§ Task details: Every line that holds the string "phrase" is to be identified and copied.
╭──
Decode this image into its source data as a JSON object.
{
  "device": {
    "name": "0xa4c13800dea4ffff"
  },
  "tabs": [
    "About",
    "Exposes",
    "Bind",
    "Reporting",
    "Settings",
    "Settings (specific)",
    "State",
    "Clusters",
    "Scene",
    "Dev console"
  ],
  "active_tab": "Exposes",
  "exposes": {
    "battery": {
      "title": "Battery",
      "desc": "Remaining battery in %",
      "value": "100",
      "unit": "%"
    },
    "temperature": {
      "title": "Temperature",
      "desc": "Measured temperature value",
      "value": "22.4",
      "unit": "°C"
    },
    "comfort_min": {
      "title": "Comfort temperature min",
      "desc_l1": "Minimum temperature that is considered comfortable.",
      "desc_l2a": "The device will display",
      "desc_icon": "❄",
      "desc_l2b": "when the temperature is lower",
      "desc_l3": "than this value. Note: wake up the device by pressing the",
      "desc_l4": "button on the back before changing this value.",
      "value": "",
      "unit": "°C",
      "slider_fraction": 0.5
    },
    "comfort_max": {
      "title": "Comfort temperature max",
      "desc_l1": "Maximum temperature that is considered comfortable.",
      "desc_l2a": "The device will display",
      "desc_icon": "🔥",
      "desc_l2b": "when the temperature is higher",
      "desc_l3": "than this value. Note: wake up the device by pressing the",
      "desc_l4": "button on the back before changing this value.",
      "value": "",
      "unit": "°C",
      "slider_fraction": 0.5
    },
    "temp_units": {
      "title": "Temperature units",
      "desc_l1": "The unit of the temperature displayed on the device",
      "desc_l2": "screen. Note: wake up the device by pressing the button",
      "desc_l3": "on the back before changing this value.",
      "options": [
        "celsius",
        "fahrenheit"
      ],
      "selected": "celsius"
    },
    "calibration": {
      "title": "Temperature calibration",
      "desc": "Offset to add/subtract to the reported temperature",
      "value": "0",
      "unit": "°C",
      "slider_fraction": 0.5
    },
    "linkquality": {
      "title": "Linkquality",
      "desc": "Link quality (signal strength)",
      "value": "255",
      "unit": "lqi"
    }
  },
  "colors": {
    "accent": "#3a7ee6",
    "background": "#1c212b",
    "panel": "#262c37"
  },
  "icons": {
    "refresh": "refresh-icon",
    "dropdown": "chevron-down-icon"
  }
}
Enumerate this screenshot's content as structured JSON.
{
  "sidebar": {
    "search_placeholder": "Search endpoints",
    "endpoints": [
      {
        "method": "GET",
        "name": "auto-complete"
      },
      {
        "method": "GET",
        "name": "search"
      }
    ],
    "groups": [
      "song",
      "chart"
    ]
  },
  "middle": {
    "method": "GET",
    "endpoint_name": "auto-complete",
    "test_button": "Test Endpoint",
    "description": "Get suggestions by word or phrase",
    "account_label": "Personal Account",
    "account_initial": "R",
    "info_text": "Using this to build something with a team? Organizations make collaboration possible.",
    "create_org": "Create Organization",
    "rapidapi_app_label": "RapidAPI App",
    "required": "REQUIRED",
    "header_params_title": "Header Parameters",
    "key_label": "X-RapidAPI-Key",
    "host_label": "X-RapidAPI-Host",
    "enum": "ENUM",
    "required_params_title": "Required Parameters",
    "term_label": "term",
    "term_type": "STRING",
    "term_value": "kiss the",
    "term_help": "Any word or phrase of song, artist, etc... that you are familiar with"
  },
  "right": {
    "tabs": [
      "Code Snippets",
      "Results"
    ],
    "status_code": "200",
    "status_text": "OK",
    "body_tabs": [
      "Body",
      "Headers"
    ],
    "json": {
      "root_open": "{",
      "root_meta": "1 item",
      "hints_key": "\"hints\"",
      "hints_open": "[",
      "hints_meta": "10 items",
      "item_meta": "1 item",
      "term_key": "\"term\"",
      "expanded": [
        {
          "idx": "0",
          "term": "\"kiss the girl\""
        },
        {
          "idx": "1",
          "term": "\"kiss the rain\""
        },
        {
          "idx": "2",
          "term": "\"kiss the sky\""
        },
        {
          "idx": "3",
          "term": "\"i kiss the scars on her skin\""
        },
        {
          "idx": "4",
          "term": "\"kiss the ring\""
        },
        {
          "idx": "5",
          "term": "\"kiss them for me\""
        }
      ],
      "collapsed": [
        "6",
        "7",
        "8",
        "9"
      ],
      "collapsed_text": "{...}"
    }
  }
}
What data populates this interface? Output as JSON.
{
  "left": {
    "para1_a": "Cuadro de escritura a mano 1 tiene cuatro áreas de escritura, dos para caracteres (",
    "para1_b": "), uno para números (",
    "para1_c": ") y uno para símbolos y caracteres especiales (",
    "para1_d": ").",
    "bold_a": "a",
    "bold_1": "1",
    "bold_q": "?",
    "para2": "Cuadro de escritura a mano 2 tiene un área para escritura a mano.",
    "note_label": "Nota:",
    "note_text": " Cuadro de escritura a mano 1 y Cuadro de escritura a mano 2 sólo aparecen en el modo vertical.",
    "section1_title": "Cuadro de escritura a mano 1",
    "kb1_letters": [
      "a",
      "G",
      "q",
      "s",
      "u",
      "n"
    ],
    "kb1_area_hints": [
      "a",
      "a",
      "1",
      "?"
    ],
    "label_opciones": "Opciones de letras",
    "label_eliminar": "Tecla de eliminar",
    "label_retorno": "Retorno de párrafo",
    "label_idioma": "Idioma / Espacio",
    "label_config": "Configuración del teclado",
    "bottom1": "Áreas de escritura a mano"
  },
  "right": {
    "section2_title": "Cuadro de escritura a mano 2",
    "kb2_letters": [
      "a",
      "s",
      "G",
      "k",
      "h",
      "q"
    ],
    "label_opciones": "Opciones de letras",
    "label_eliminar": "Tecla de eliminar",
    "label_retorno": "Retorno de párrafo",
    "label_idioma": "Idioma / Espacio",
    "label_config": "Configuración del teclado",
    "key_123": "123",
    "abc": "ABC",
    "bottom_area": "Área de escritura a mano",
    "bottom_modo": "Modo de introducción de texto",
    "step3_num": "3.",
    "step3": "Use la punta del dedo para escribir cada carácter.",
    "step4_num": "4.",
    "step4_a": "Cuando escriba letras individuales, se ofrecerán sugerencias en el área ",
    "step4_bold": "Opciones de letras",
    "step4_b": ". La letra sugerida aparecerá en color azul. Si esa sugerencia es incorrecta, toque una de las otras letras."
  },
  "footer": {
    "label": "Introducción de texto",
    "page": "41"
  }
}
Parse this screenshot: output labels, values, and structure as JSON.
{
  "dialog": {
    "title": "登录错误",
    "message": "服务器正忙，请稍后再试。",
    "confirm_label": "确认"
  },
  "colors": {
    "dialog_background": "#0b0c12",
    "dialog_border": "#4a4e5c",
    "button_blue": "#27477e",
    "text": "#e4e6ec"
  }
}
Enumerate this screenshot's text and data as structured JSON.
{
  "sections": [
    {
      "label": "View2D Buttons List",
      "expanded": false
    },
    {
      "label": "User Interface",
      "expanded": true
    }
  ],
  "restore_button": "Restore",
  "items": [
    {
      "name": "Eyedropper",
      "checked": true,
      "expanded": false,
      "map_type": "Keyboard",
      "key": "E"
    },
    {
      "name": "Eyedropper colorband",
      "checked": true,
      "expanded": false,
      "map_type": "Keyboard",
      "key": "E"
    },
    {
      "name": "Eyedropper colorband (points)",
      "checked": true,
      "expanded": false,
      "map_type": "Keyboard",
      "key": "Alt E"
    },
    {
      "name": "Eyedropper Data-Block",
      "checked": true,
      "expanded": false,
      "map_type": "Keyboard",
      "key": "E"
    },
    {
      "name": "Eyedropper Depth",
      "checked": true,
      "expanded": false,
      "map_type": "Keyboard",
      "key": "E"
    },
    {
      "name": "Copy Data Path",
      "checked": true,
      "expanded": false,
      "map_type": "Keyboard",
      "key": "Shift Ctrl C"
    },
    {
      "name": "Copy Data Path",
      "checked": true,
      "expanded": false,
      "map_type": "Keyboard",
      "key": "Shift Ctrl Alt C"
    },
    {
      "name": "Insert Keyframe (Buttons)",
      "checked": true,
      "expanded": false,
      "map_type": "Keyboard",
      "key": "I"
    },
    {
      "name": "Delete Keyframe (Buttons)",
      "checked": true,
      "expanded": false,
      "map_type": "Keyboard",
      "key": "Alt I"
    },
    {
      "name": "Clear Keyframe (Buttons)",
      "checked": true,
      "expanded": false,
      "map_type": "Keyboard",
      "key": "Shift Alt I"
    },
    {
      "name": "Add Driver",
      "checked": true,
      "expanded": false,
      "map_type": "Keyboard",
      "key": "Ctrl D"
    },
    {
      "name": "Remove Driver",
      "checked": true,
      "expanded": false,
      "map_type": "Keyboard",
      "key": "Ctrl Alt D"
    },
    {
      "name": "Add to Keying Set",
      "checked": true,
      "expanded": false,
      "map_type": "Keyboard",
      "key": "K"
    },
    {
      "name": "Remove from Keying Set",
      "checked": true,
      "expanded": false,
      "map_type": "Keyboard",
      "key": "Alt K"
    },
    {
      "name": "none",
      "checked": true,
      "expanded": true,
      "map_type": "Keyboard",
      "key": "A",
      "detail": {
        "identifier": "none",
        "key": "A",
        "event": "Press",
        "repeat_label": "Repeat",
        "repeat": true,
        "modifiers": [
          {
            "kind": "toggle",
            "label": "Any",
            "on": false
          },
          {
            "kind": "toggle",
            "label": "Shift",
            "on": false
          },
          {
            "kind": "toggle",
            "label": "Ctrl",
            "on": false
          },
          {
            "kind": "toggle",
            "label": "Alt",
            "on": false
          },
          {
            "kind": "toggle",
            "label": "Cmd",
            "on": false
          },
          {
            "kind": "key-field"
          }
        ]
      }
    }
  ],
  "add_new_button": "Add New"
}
╰──
§ Full solution:
    "description": "Get suggestions by word or phrase",
    "term_help": "Any word or phrase of song, artist, etc... that you are familiar with"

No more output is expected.